• [TASK] Please write out the material below exactly as given.

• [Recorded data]
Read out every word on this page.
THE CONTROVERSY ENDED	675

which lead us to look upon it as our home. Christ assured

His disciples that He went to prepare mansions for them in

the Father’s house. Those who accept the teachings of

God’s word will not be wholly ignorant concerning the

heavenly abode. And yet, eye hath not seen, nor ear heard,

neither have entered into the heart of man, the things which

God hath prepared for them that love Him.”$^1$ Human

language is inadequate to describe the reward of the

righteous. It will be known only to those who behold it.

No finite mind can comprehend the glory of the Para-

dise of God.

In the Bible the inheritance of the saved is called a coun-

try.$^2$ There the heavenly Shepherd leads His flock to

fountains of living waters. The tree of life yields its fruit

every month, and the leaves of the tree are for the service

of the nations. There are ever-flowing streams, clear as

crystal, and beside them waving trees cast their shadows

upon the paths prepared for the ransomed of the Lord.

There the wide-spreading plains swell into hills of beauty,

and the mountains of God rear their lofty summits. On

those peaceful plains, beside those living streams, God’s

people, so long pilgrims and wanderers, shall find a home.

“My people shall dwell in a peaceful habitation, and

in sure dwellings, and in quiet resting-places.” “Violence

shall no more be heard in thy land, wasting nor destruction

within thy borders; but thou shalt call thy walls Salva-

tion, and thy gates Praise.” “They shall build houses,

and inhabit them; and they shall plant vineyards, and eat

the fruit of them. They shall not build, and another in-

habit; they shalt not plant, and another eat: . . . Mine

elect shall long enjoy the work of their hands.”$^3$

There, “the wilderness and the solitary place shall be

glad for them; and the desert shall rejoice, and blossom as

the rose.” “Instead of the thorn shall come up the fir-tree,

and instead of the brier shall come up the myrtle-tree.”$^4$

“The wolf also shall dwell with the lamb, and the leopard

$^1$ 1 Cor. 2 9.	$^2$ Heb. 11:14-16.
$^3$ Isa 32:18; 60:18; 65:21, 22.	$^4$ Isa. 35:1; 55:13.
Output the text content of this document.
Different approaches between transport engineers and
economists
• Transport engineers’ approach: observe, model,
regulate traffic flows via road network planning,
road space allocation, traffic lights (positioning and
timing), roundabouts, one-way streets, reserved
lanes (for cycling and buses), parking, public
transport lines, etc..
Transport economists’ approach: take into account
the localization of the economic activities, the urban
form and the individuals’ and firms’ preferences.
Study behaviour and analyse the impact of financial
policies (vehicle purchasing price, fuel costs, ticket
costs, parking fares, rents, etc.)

• [SOLUTION BELOW]
Read out every word on this page.
THE CONTROVERSY ENDED	675

which lead us to look upon it as our home. Christ assured

His disciples that He went to prepare mansions for them in

the Father’s house. Those who accept the teachings of

God’s word will not be wholly ignorant concerning the

heavenly abode. And yet, eye hath not seen, nor ear heard,

neither have entered into the heart of man, the things which

God hath prepared for them that love Him.”$^1$ Human

language is inadequate to describe the reward of the

righteous. It will be known only to those who behold it.

No finite mind can comprehend the glory of the Para-

dise of God.

In the Bible the inheritance of the saved is called a coun-

try.$^2$ There the heavenly Shepherd leads His flock to

fountains of living waters. The tree of life yields its fruit

every month, and the leaves of the tree are for the service

of the nations. There are ever-flowing streams, clear as

crystal, and beside them waving trees cast their shadows

upon the paths prepared for the ransomed of the Lord.

There the wide-spreading plains swell into hills of beauty,

and the mountains of God rear their lofty summits. On

those peaceful plains, beside those living streams, God’s

people, so long pilgrims and wanderers, shall find a home.

“My people shall dwell in a peaceful habitation, and

in sure dwellings, and in quiet resting-places.” “Violence

shall no more be heard in thy land, wasting nor destruction

within thy borders; but thou shalt call thy walls Salva-

tion, and thy gates Praise.” “They shall build houses,

and inhabit them; and they shall plant vineyards, and eat

the fruit of them. They shall not build, and another in-

habit; they shalt not plant, and another eat: . . . Mine

elect shall long enjoy the work of their hands.”$^3$

There, “the wilderness and the solitary place shall be

glad for them; and the desert shall rejoice, and blossom as

the rose.” “Instead of the thorn shall come up the fir-tree,

and instead of the brier shall come up the myrtle-tree.”$^4$

“The wolf also shall dwell with the lamb, and the leopard

$^1$ 1 Cor. 2 9.	$^2$ Heb. 11:14-16.
$^3$ Isa 32:18; 60:18; 65:21, 22.	$^4$ Isa. 35:1; 55:13.
Output the text content of this document.
Different approaches between transport engineers and
economists
• Transport engineers’ approach: observe, model,
regulate traffic flows via road network planning,
road space allocation, traffic lights (positioning and
timing), roundabouts, one-way streets, reserved
lanes (for cycling and buses), parking, public
transport lines, etc..
Transport economists’ approach: take into account
the localization of the economic activities, the urban
form and the individuals’ and firms’ preferences.
Study behaviour and analyse the impact of financial
policies (vehicle purchasing price, fuel costs, ticket
costs, parking fares, rents, etc.)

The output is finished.